# MATERIAL FOR THIS EXERCISE:
........

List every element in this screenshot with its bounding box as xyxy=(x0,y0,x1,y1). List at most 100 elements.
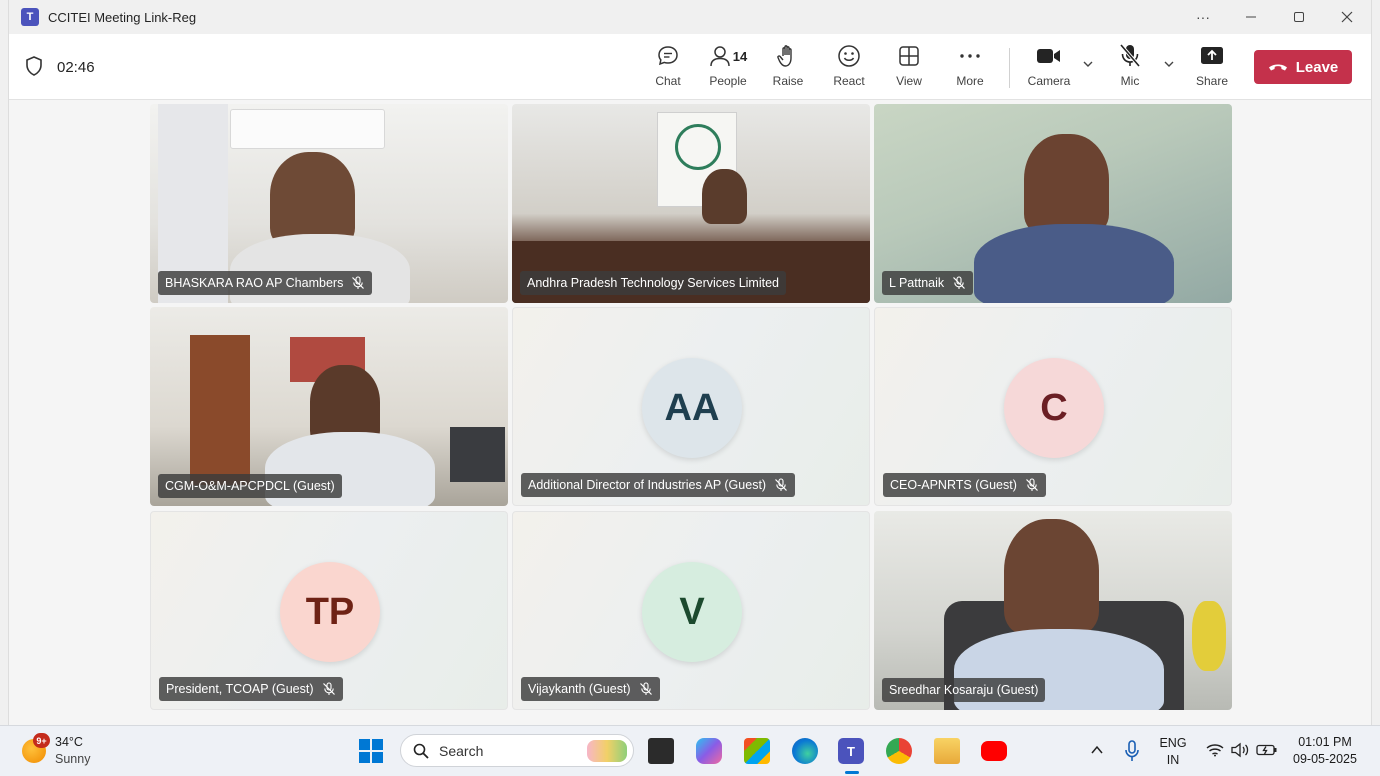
mic-options-chevron-icon[interactable] xyxy=(1163,58,1175,70)
participant-nametag: CGM-O&M-APCPDCL (Guest) xyxy=(158,474,342,498)
people-label: People xyxy=(709,74,747,88)
chrome-browser-icon[interactable] xyxy=(886,738,912,764)
participant-name: Sreedhar Kosaraju (Guest) xyxy=(889,683,1039,697)
clock-date[interactable]: 09-05-2025 xyxy=(1285,752,1365,766)
participant-avatar: C xyxy=(1004,358,1104,458)
share-label: Share xyxy=(1195,74,1229,88)
avatar-initials: AA xyxy=(664,386,720,429)
participant-name: CEO-APNRTS (Guest) xyxy=(890,478,1017,492)
chat-button[interactable]: Chat xyxy=(638,42,698,94)
meeting-timer: 02:46 xyxy=(57,59,95,76)
mic-button[interactable]: Mic xyxy=(1100,42,1160,94)
task-view-icon[interactable] xyxy=(648,738,674,764)
window-more-button[interactable]: ··· xyxy=(1179,0,1227,34)
title-bar: T CCITEI Meeting Link-Reg ··· xyxy=(9,0,1371,34)
view-label: View xyxy=(896,74,922,88)
participant-tile[interactable]: V Vijaykanth (Guest) xyxy=(512,511,870,710)
mic-muted-icon xyxy=(352,276,365,289)
participant-nametag: Vijaykanth (Guest) xyxy=(521,677,660,701)
copilot-icon[interactable] xyxy=(696,738,722,764)
window-controls: ··· xyxy=(1179,0,1371,34)
meeting-toolbar: 02:46 Chat 14 People Raise React View Mo… xyxy=(9,34,1371,100)
minimize-button[interactable] xyxy=(1227,0,1275,34)
windows-logo-pane xyxy=(372,739,383,750)
participant-face-image xyxy=(702,169,747,224)
teams-taskbar-icon[interactable]: T xyxy=(838,738,864,764)
participant-name: BHASKARA RAO AP Chambers xyxy=(165,276,344,290)
participant-tile[interactable]: Sreedhar Kosaraju (Guest) xyxy=(874,511,1232,710)
participant-tile[interactable]: BHASKARA RAO AP Chambers xyxy=(150,104,508,303)
participant-face-image xyxy=(1004,519,1099,634)
avatar-initials: C xyxy=(1040,386,1068,429)
mic-off-icon xyxy=(1119,43,1141,68)
people-button[interactable]: 14 People xyxy=(698,42,758,94)
maximize-button[interactable] xyxy=(1275,0,1323,34)
volume-icon[interactable] xyxy=(1230,742,1250,758)
participant-tile[interactable]: AA Additional Director of Industries AP … xyxy=(512,307,870,506)
chevron-up-icon[interactable] xyxy=(1090,744,1104,756)
search-highlight-image xyxy=(587,740,627,762)
window-title: CCITEI Meeting Link-Reg xyxy=(48,9,197,25)
windows-logo-icon xyxy=(359,739,370,750)
teams-logo-icon: T xyxy=(21,8,39,26)
participant-tile[interactable]: Andhra Pradesh Technology Services Limit… xyxy=(512,104,870,303)
maximize-icon xyxy=(1294,12,1304,22)
people-icon xyxy=(710,46,730,67)
chat-icon xyxy=(658,46,678,66)
mic-muted-icon xyxy=(1025,478,1038,491)
camera-button[interactable]: Camera xyxy=(1019,42,1079,94)
participant-tile[interactable]: C CEO-APNRTS (Guest) xyxy=(874,307,1232,506)
more-label: More xyxy=(956,74,984,88)
weather-temperature[interactable]: 34°C xyxy=(55,735,83,749)
microphone-tray-icon[interactable] xyxy=(1124,740,1140,762)
clock-time[interactable]: 01:01 PM xyxy=(1285,735,1365,749)
battery-icon[interactable] xyxy=(1256,742,1278,758)
flowers-image xyxy=(1192,601,1226,671)
search-icon xyxy=(413,743,429,759)
participant-name: Vijaykanth (Guest) xyxy=(528,682,631,696)
participant-shirt-image xyxy=(974,224,1174,303)
participant-face-image xyxy=(270,152,355,247)
participant-grid: BHASKARA RAO AP Chambers Andhra Pradesh … xyxy=(150,104,1232,711)
participant-avatar: V xyxy=(642,562,742,662)
participant-tile[interactable]: L Pattnaik xyxy=(874,104,1232,303)
leave-button[interactable]: Leave xyxy=(1254,50,1352,84)
close-icon xyxy=(1341,11,1353,23)
participant-tile[interactable]: TP President, TCOAP (Guest) xyxy=(150,511,508,710)
share-button[interactable]: Share xyxy=(1182,42,1242,94)
edge-browser-icon[interactable] xyxy=(792,738,818,764)
mic-muted-icon xyxy=(953,276,966,289)
shield-icon[interactable] xyxy=(25,56,43,76)
mic-muted-icon xyxy=(322,682,335,695)
participant-nametag: L Pattnaik xyxy=(882,271,974,295)
leave-label: Leave xyxy=(1295,58,1339,76)
camera-label: Camera xyxy=(1027,74,1071,88)
active-app-indicator xyxy=(845,771,859,774)
close-button[interactable] xyxy=(1323,0,1371,34)
share-screen-icon xyxy=(1201,47,1223,64)
camera-options-chevron-icon[interactable] xyxy=(1082,58,1094,70)
raise-hand-button[interactable]: Raise xyxy=(758,42,818,94)
participant-name: L Pattnaik xyxy=(889,276,945,290)
microsoft-store-icon[interactable] xyxy=(744,738,770,764)
wifi-icon[interactable] xyxy=(1206,743,1224,757)
more-button[interactable]: More xyxy=(940,42,1000,94)
youtube-icon[interactable] xyxy=(981,741,1007,761)
raise-label: Raise xyxy=(772,74,804,88)
view-button[interactable]: View xyxy=(879,42,939,94)
language-indicator[interactable]: ENG xyxy=(1154,736,1192,750)
participant-name: Additional Director of Industries AP (Gu… xyxy=(528,478,767,492)
taskbar-search-box[interactable]: Search xyxy=(400,734,634,767)
language-region[interactable]: IN xyxy=(1154,753,1192,767)
emblem-logo xyxy=(675,124,721,170)
windows-logo-pane xyxy=(359,752,370,763)
weather-condition[interactable]: Sunny xyxy=(55,752,90,766)
react-button[interactable]: React xyxy=(819,42,879,94)
file-explorer-icon[interactable] xyxy=(934,738,960,764)
participant-avatar: TP xyxy=(280,562,380,662)
participant-nametag: Sreedhar Kosaraju (Guest) xyxy=(882,678,1046,702)
notification-badge: 9+ xyxy=(33,733,50,748)
start-button[interactable] xyxy=(359,739,383,763)
participant-face-image xyxy=(1024,134,1109,234)
participant-tile[interactable]: CGM-O&M-APCPDCL (Guest) xyxy=(150,307,508,506)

........

# SHORT TASK:
Could you copy out every line of the item above character for character, leaving out the picture?

# SOLUTION BELOW:
List every element in this screenshot with its bounding box as xyxy=(x0,y0,x1,y1). List at most 100 elements.
mic-options-chevron-icon[interactable] xyxy=(1163,58,1175,70)
participant-nametag: CGM-O&M-APCPDCL (Guest) xyxy=(158,474,342,498)
people-label: People xyxy=(709,74,747,88)
chrome-browser-icon[interactable] xyxy=(886,738,912,764)
participant-name: Sreedhar Kosaraju (Guest) xyxy=(889,683,1039,697)
clock-date[interactable]: 09-05-2025 xyxy=(1285,752,1365,766)
participant-avatar: C xyxy=(1004,358,1104,458)
share-label: Share xyxy=(1195,74,1229,88)
avatar-initials: AA xyxy=(664,386,720,429)
participant-name: CEO-APNRTS (Guest) xyxy=(890,478,1017,492)
chat-button[interactable]: Chat xyxy=(638,42,698,94)
meeting-timer: 02:46 xyxy=(57,59,95,76)
mic-button[interactable]: Mic xyxy=(1100,42,1160,94)
task-view-icon[interactable] xyxy=(648,738,674,764)
window-more-button[interactable]: ··· xyxy=(1179,0,1227,34)
title-bar: T CCITEI Meeting Link-Reg ··· xyxy=(9,0,1371,34)
view-label: View xyxy=(896,74,922,88)
participant-tile[interactable]: V Vijaykanth (Guest) xyxy=(512,511,870,710)
mic-muted-icon xyxy=(352,276,365,289)
participant-nametag: Vijaykanth (Guest) xyxy=(521,677,660,701)
copilot-icon[interactable] xyxy=(696,738,722,764)
window-controls: ··· xyxy=(1179,0,1371,34)
meeting-toolbar: 02:46 Chat 14 People Raise React View Mo… xyxy=(9,34,1371,100)
minimize-button[interactable] xyxy=(1227,0,1275,34)
windows-logo-pane xyxy=(372,739,383,750)
participant-face-image xyxy=(702,169,747,224)
teams-taskbar-icon[interactable]: T xyxy=(838,738,864,764)
participant-name: BHASKARA RAO AP Chambers xyxy=(165,276,344,290)
participant-tile[interactable]: Sreedhar Kosaraju (Guest) xyxy=(874,511,1232,710)
participant-tile[interactable]: BHASKARA RAO AP Chambers xyxy=(150,104,508,303)
participant-face-image xyxy=(1004,519,1099,634)
avatar-initials: C xyxy=(1040,386,1068,429)
mic-off-icon xyxy=(1119,43,1141,68)
people-button[interactable]: 14 People xyxy=(698,42,758,94)
maximize-button[interactable] xyxy=(1275,0,1323,34)
volume-icon[interactable] xyxy=(1230,742,1250,758)
participant-tile[interactable]: AA Additional Director of Industries AP … xyxy=(512,307,870,506)
chevron-up-icon[interactable] xyxy=(1090,744,1104,756)
search-highlight-image xyxy=(587,740,627,762)
window-title: CCITEI Meeting Link-Reg xyxy=(48,9,197,25)
windows-logo-icon xyxy=(359,739,370,750)
teams-logo-icon: T xyxy=(21,8,39,26)
participant-tile[interactable]: Andhra Pradesh Technology Services Limit… xyxy=(512,104,870,303)
maximize-icon xyxy=(1294,12,1304,22)
people-icon xyxy=(710,46,730,67)
chat-icon xyxy=(658,46,678,66)
mic-muted-icon xyxy=(1025,478,1038,491)
camera-button[interactable]: Camera xyxy=(1019,42,1079,94)
participant-tile[interactable]: C CEO-APNRTS (Guest) xyxy=(874,307,1232,506)
more-label: More xyxy=(956,74,984,88)
weather-temperature[interactable]: 34°C xyxy=(55,735,83,749)
microphone-tray-icon[interactable] xyxy=(1124,740,1140,762)
clock-time[interactable]: 01:01 PM xyxy=(1285,735,1365,749)
battery-icon[interactable] xyxy=(1256,742,1278,758)
flowers-image xyxy=(1192,601,1226,671)
search-icon xyxy=(413,743,429,759)
participant-name: Vijaykanth (Guest) xyxy=(528,682,631,696)
participant-shirt-image xyxy=(974,224,1174,303)
participant-face-image xyxy=(270,152,355,247)
participant-grid: BHASKARA RAO AP Chambers Andhra Pradesh … xyxy=(150,104,1232,711)
participant-avatar: V xyxy=(642,562,742,662)
participant-tile[interactable]: L Pattnaik xyxy=(874,104,1232,303)
leave-button[interactable]: Leave xyxy=(1254,50,1352,84)
close-icon xyxy=(1341,11,1353,23)
participant-tile[interactable]: TP President, TCOAP (Guest) xyxy=(150,511,508,710)
share-button[interactable]: Share xyxy=(1182,42,1242,94)
edge-browser-icon[interactable] xyxy=(792,738,818,764)
mic-muted-icon xyxy=(953,276,966,289)
shield-icon[interactable] xyxy=(25,56,43,76)
mic-muted-icon xyxy=(322,682,335,695)
participant-nametag: L Pattnaik xyxy=(882,271,974,295)
leave-label: Leave xyxy=(1295,58,1339,76)
camera-label: Camera xyxy=(1027,74,1071,88)
active-app-indicator xyxy=(845,771,859,774)
close-button[interactable] xyxy=(1323,0,1371,34)
share-screen-icon xyxy=(1201,47,1223,64)
camera-options-chevron-icon[interactable] xyxy=(1082,58,1094,70)
raise-hand-button[interactable]: Raise xyxy=(758,42,818,94)
participant-name: L Pattnaik xyxy=(889,276,945,290)
microsoft-store-icon[interactable] xyxy=(744,738,770,764)
wifi-icon[interactable] xyxy=(1206,743,1224,757)
more-button[interactable]: More xyxy=(940,42,1000,94)
youtube-icon[interactable] xyxy=(981,741,1007,761)
raise-label: Raise xyxy=(772,74,804,88)
view-button[interactable]: View xyxy=(879,42,939,94)
language-indicator[interactable]: ENG xyxy=(1154,736,1192,750)
participant-name: Additional Director of Industries AP (Gu… xyxy=(528,478,767,492)
taskbar-search-box[interactable]: Search xyxy=(400,734,634,767)
language-region[interactable]: IN xyxy=(1154,753,1192,767)
emblem-logo xyxy=(675,124,721,170)
windows-logo-pane xyxy=(359,752,370,763)
weather-condition[interactable]: Sunny xyxy=(55,752,90,766)
react-button[interactable]: React xyxy=(819,42,879,94)
file-explorer-icon[interactable] xyxy=(934,738,960,764)
participant-avatar: TP xyxy=(280,562,380,662)
participant-nametag: Sreedhar Kosaraju (Guest) xyxy=(882,678,1046,702)
notification-badge: 9+ xyxy=(33,733,50,748)
start-button[interactable] xyxy=(359,739,383,763)
participant-face-image xyxy=(1024,134,1109,234)
participant-tile[interactable]: CGM-O&M-APCPDCL (Guest) xyxy=(150,307,508,506)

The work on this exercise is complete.